*Listing*.

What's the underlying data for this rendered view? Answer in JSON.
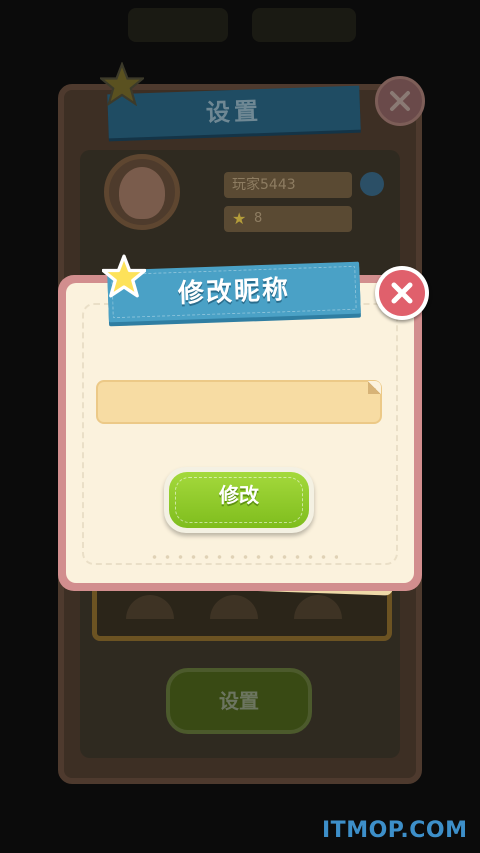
{
  "background_screen": {
    "title": "设置",
    "player_name": "玩家5443",
    "level": "8",
    "button_label": "设置"
  },
  "dialog": {
    "title": "修改昵称",
    "nickname_input": {
      "value": "",
      "placeholder": ""
    },
    "confirm_label": "修改",
    "close_icon": "close-icon",
    "star_icon": "star-icon"
  },
  "watermark": "ITMOP.COM",
  "colors": {
    "ribbon": "#4aa1c6",
    "confirm": "#8cc82a",
    "close": "#e0606c",
    "panel": "#fbf2dd",
    "frame": "#d28e8e"
  }
}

*Goal*.
All of the lines above should be retyped precisely, apart from the pictures.

*Response to this task*.
What's the underlying data for this rendered view? Answer in JSON.
{
  "background_screen": {
    "title": "设置",
    "player_name": "玩家5443",
    "level": "8",
    "button_label": "设置"
  },
  "dialog": {
    "title": "修改昵称",
    "nickname_input": {
      "value": "",
      "placeholder": ""
    },
    "confirm_label": "修改",
    "close_icon": "close-icon",
    "star_icon": "star-icon"
  },
  "watermark": "ITMOP.COM",
  "colors": {
    "ribbon": "#4aa1c6",
    "confirm": "#8cc82a",
    "close": "#e0606c",
    "panel": "#fbf2dd",
    "frame": "#d28e8e"
  }
}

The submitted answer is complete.